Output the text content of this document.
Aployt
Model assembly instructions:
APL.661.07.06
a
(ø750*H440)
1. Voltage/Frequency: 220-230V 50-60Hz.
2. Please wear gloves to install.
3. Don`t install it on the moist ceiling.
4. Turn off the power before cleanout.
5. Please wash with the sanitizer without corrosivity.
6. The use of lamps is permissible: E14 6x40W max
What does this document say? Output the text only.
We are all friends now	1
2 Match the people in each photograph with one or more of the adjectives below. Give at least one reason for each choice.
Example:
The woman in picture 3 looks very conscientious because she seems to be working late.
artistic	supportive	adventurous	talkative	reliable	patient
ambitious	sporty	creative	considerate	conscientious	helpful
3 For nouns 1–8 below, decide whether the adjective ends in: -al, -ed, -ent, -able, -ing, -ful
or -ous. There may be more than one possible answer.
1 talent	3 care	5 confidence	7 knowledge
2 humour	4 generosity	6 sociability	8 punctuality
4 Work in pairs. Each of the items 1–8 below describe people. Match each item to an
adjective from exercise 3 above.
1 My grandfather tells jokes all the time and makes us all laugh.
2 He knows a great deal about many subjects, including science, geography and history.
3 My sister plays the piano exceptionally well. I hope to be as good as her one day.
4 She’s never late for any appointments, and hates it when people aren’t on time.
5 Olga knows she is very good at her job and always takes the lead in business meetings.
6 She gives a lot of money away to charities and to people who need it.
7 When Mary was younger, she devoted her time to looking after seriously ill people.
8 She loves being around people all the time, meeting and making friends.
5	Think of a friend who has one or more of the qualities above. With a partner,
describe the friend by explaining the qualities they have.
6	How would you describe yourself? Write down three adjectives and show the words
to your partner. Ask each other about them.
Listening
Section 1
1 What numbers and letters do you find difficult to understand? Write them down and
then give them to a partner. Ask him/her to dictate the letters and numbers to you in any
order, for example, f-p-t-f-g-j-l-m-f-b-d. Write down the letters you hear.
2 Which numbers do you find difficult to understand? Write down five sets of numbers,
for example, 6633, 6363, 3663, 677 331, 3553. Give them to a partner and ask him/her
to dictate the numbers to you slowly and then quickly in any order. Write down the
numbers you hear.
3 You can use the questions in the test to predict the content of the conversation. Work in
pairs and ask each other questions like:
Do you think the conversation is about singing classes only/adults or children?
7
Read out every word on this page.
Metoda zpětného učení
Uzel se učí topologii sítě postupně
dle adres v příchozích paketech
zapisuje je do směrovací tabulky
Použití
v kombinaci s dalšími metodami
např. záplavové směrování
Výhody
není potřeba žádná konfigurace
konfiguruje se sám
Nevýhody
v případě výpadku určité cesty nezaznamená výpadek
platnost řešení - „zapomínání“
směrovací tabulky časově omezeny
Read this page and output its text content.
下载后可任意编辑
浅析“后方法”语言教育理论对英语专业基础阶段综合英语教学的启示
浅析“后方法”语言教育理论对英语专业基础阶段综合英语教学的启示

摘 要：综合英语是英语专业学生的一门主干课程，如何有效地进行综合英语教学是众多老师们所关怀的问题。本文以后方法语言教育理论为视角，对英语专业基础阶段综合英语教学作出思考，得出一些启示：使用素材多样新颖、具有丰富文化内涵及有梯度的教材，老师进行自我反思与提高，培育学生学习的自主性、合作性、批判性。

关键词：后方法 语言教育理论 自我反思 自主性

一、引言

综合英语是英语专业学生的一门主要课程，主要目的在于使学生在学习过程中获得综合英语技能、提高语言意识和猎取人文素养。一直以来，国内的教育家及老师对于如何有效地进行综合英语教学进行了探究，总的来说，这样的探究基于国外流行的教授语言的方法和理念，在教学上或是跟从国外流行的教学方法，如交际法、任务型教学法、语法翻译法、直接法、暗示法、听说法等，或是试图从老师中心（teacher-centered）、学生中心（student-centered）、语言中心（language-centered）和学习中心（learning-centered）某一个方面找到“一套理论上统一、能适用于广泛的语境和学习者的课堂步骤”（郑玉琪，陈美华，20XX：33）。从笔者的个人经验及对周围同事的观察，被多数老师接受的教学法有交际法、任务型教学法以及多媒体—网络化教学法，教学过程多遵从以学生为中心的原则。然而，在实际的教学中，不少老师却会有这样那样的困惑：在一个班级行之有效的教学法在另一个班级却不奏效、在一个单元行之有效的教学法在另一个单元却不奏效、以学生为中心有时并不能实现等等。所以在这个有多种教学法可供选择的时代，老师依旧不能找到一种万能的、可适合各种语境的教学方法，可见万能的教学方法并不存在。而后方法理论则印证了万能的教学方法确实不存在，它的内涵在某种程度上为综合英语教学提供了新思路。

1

----------

(Short task):
Go through the listing and copy all of it exactly.

(Output of the exercise):
Output the text content of this document.
Aployt
Model assembly instructions:
APL.661.07.06
a
(ø750*H440)
1. Voltage/Frequency: 220-230V 50-60Hz.
2. Please wear gloves to install.
3. Don`t install it on the moist ceiling.
4. Turn off the power before cleanout.
5. Please wash with the sanitizer without corrosivity.
6. The use of lamps is permissible: E14 6x40W max
What does this document say? Output the text only.
We are all friends now	1
2 Match the people in each photograph with one or more of the adjectives below. Give at least one reason for each choice.
Example:
The woman in picture 3 looks very conscientious because she seems to be working late.
artistic	supportive	adventurous	talkative	reliable	patient
ambitious	sporty	creative	considerate	conscientious	helpful
3 For nouns 1–8 below, decide whether the adjective ends in: -al, -ed, -ent, -able, -ing, -ful
or -ous. There may be more than one possible answer.
1 talent	3 care	5 confidence	7 knowledge
2 humour	4 generosity	6 sociability	8 punctuality
4 Work in pairs. Each of the items 1–8 below describe people. Match each item to an
adjective from exercise 3 above.
1 My grandfather tells jokes all the time and makes us all laugh.
2 He knows a great deal about many subjects, including science, geography and history.
3 My sister plays the piano exceptionally well. I hope to be as good as her one day.
4 She’s never late for any appointments, and hates it when people aren’t on time.
5 Olga knows she is very good at her job and always takes the lead in business meetings.
6 She gives a lot of money away to charities and to people who need it.
7 When Mary was younger, she devoted her time to looking after seriously ill people.
8 She loves being around people all the time, meeting and making friends.
5	Think of a friend who has one or more of the qualities above. With a partner,
describe the friend by explaining the qualities they have.
6	How would you describe yourself? Write down three adjectives and show the words
to your partner. Ask each other about them.
Listening
Section 1
1 What numbers and letters do you find difficult to understand? Write them down and
then give them to a partner. Ask him/her to dictate the letters and numbers to you in any
order, for example, f-p-t-f-g-j-l-m-f-b-d. Write down the letters you hear.
2 Which numbers do you find difficult to understand? Write down five sets of numbers,
for example, 6633, 6363, 3663, 677 331, 3553. Give them to a partner and ask him/her
to dictate the numbers to you slowly and then quickly in any order. Write down the
numbers you hear.
3 You can use the questions in the test to predict the content of the conversation. Work in
pairs and ask each other questions like:
Do you think the conversation is about singing classes only/adults or children?
7
Read out every word on this page.
Metoda zpětného učení
Uzel se učí topologii sítě postupně
dle adres v příchozích paketech
zapisuje je do směrovací tabulky
Použití
v kombinaci s dalšími metodami
např. záplavové směrování
Výhody
není potřeba žádná konfigurace
konfiguruje se sám
Nevýhody
v případě výpadku určité cesty nezaznamená výpadek
platnost řešení - „zapomínání“
směrovací tabulky časově omezeny
Read this page and output its text content.
下载后可任意编辑
浅析“后方法”语言教育理论对英语专业基础阶段综合英语教学的启示
浅析“后方法”语言教育理论对英语专业基础阶段综合英语教学的启示

摘 要：综合英语是英语专业学生的一门主干课程，如何有效地进行综合英语教学是众多老师们所关怀的问题。本文以后方法语言教育理论为视角，对英语专业基础阶段综合英语教学作出思考，得出一些启示：使用素材多样新颖、具有丰富文化内涵及有梯度的教材，老师进行自我反思与提高，培育学生学习的自主性、合作性、批判性。

关键词：后方法 语言教育理论 自我反思 自主性

一、引言

综合英语是英语专业学生的一门主要课程，主要目的在于使学生在学习过程中获得综合英语技能、提高语言意识和猎取人文素养。一直以来，国内的教育家及老师对于如何有效地进行综合英语教学进行了探究，总的来说，这样的探究基于国外流行的教授语言的方法和理念，在教学上或是跟从国外流行的教学方法，如交际法、任务型教学法、语法翻译法、直接法、暗示法、听说法等，或是试图从老师中心（teacher-centered）、学生中心（student-centered）、语言中心（language-centered）和学习中心（learning-centered）某一个方面找到“一套理论上统一、能适用于广泛的语境和学习者的课堂步骤”（郑玉琪，陈美华，20XX：33）。从笔者的个人经验及对周围同事的观察，被多数老师接受的教学法有交际法、任务型教学法以及多媒体—网络化教学法，教学过程多遵从以学生为中心的原则。然而，在实际的教学中，不少老师却会有这样那样的困惑：在一个班级行之有效的教学法在另一个班级却不奏效、在一个单元行之有效的教学法在另一个单元却不奏效、以学生为中心有时并不能实现等等。所以在这个有多种教学法可供选择的时代，老师依旧不能找到一种万能的、可适合各种语境的教学方法，可见万能的教学方法并不存在。而后方法理论则印证了万能的教学方法确实不存在，它的内涵在某种程度上为综合英语教学提供了新思路。

1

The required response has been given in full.